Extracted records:
____________

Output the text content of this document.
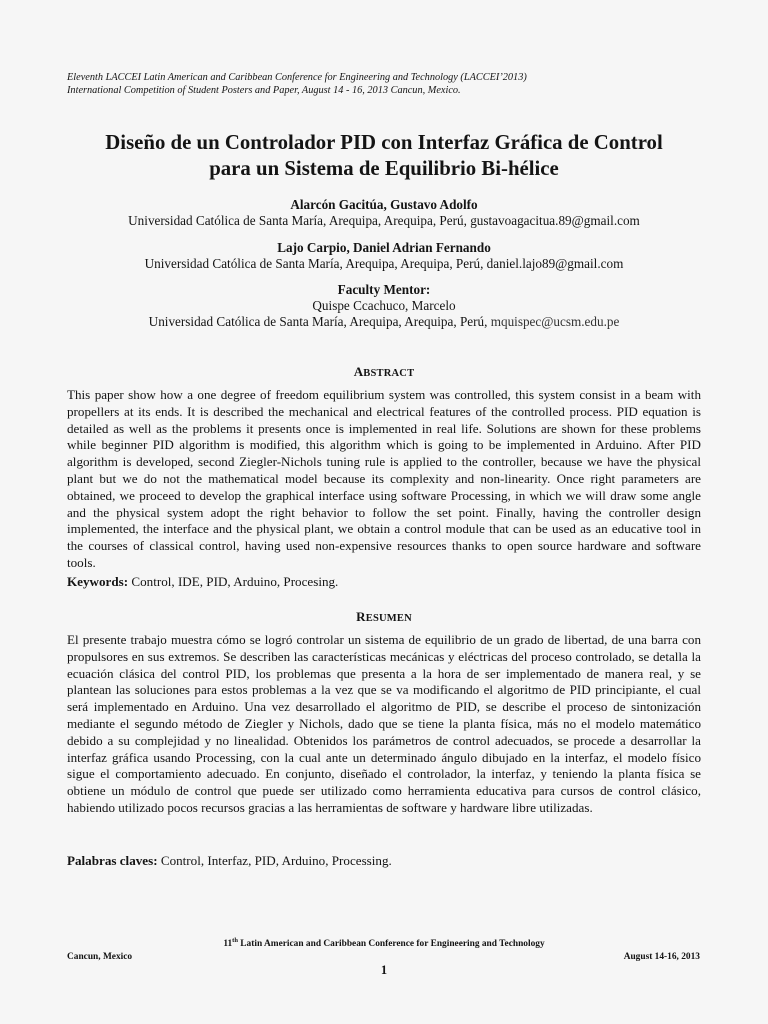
Eleventh LACCEI Latin American and Caribbean Conference for Engineering and Technology (LACCEI’2013)
International Competition of Student Posters and Paper, August 14 - 16, 2013 Cancun, Mexico.
Diseño de un Controlador PID con Interfaz Gráfica de Control
para un Sistema de Equilibrio Bi-hélice
Alarcón Gacitúa, Gustavo Adolfo
Universidad Católica de Santa María, Arequipa, Arequipa, Perú, gustavoagacitua.89@gmail.com
Lajo Carpio, Daniel Adrian Fernando
Universidad Católica de Santa María, Arequipa, Arequipa, Perú, daniel.lajo89@gmail.com
Faculty Mentor:
Quispe Ccachuco, Marcelo
Universidad Católica de Santa María, Arequipa, Arequipa, Perú, mquispec@ucsm.edu.pe
ABSTRACT
This paper show how a one degree of freedom equilibrium system was controlled, this system consist in a beam with propellers at its ends. It is described the mechanical and electrical features of the controlled process. PID equation is detailed as well as the problems it presents once is implemented in real life. Solutions are shown for these problems while beginner PID algorithm is modified, this algorithm which is going to be implemented in Arduino. After PID algorithm is developed, second Ziegler-Nichols tuning rule is applied to the controller, because we have the physical plant but we do not the mathematical model because its complexity and non-linearity. Once right parameters are obtained, we proceed to develop the graphical interface using software Processing, in which we will draw some angle and the physical system adopt the right behavior to follow the set point. Finally, having the controller design implemented, the interface and the physical plant, we obtain a control module that can be used as an educative tool in the courses of classical control, having used non-expensive resources thanks to open source hardware and software tools.
Keywords: Control, IDE, PID, Arduino, Procesing.
RESUMEN
El presente trabajo muestra cómo se logró controlar un sistema de equilibrio de un grado de libertad, de una barra con propulsores en sus extremos. Se describen las características mecánicas y eléctricas del proceso controlado, se detalla la ecuación clásica del control PID, los problemas que presenta a la hora de ser implementado de manera real, y se plantean las soluciones para estos problemas a la vez que se va modificando el algoritmo de PID principiante, el cual será implementado en Arduino. Una vez desarrollado el algoritmo de PID, se describe el proceso de sintonización mediante el segundo método de Ziegler y Nichols, dado que se tiene la planta física, más no el modelo matemático debido a su complejidad y no linealidad. Obtenidos los parámetros de control adecuados, se procede a desarrollar la interfaz gráfica usando Processing, con la cual ante un determinado ángulo dibujado en la interfaz, el modelo físico sigue el comportamiento adecuado. En conjunto, diseñado el controlador, la interfaz, y teniendo la planta física se obtiene un módulo de control que puede ser utilizado como herramienta educativa para cursos de control clásico, habiendo utilizado pocos recursos gracias a las herramientas de software y hardware libre utilizadas.
Palabras claves: Control, Interfaz, PID, Arduino, Processing.
11th Latin American and Caribbean Conference for Engineering and Technology
Cancun, Mexico	August 14-16, 2013
1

____________

# [WHAT TO DO]
In the entries above, find every line holding the word "August" and copy it out.

# [EXERCISE ANSWER]
International Competition of Student Posters and Paper, August 14 - 16, 2013 Cancun, Mexico.
Cancun, Mexico	August 14-16, 2013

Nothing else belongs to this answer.